Work to do: Reproduce the material from its first line through the line containing "The projection 141 is at (425, 236).", swapping "cross section" for "sectional view" and leaving everything else as it is.

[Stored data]

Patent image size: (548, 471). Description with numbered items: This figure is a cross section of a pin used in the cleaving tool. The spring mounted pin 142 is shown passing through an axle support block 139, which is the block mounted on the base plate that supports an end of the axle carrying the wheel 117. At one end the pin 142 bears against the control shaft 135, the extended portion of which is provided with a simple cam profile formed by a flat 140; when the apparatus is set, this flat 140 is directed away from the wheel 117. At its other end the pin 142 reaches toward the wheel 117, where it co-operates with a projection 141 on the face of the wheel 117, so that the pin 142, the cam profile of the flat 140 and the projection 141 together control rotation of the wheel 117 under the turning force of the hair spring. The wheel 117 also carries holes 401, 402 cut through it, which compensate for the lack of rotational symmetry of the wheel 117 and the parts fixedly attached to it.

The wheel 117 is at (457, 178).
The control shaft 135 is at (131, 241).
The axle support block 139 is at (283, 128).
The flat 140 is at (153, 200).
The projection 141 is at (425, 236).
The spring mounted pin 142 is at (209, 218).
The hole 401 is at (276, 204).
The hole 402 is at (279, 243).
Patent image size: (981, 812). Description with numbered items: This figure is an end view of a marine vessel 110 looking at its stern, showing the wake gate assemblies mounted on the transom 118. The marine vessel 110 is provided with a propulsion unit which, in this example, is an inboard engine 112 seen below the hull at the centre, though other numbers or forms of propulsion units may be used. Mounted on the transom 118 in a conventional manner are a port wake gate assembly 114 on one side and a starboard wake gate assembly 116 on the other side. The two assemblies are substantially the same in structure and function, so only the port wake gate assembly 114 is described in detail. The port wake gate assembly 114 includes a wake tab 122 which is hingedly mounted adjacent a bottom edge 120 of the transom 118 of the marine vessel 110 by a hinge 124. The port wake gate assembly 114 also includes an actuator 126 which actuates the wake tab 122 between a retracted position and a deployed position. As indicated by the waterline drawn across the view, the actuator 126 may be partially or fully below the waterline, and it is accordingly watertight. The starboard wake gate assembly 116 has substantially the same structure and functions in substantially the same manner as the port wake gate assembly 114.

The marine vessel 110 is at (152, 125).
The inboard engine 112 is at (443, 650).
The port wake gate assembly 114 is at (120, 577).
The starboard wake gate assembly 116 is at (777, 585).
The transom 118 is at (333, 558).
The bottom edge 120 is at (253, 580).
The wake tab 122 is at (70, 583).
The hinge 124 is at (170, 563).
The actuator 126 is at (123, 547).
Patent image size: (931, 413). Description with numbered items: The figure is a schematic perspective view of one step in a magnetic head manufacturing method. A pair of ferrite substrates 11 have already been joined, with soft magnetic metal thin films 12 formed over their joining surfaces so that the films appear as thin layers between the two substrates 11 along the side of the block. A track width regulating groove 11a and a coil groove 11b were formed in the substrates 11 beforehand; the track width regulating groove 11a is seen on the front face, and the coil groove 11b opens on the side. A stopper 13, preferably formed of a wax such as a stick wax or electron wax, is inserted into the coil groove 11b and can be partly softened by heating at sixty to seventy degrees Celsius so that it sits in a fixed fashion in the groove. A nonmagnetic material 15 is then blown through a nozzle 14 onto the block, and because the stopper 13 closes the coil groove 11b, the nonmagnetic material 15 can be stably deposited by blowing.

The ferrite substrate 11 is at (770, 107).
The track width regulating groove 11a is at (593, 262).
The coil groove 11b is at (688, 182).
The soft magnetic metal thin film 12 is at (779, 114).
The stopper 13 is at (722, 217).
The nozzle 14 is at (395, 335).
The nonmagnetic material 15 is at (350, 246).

Reply:
Patent image size: (548, 471). Description with numbered items: This figure is a sectional view of a pin used in the cleaving tool. The spring mounted pin 142 is shown passing through an axle support block 139, which is the block mounted on the base plate that supports an end of the axle carrying the wheel 117. At one end the pin 142 bears against the control shaft 135, the extended portion of which is provided with a simple cam profile formed by a flat 140; when the apparatus is set, this flat 140 is directed away from the wheel 117. At its other end the pin 142 reaches toward the wheel 117, where it co-operates with a projection 141 on the face of the wheel 117, so that the pin 142, the cam profile of the flat 140 and the projection 141 together control rotation of the wheel 117 under the turning force of the hair spring. The wheel 117 also carries holes 401, 402 cut through it, which compensate for the lack of rotational symmetry of the wheel 117 and the parts fixedly attached to it.

The wheel 117 is at (457, 178).
The control shaft 135 is at (131, 241).
The axle support block 139 is at (283, 128).
The flat 140 is at (153, 200).
The projection 141 is at (425, 236).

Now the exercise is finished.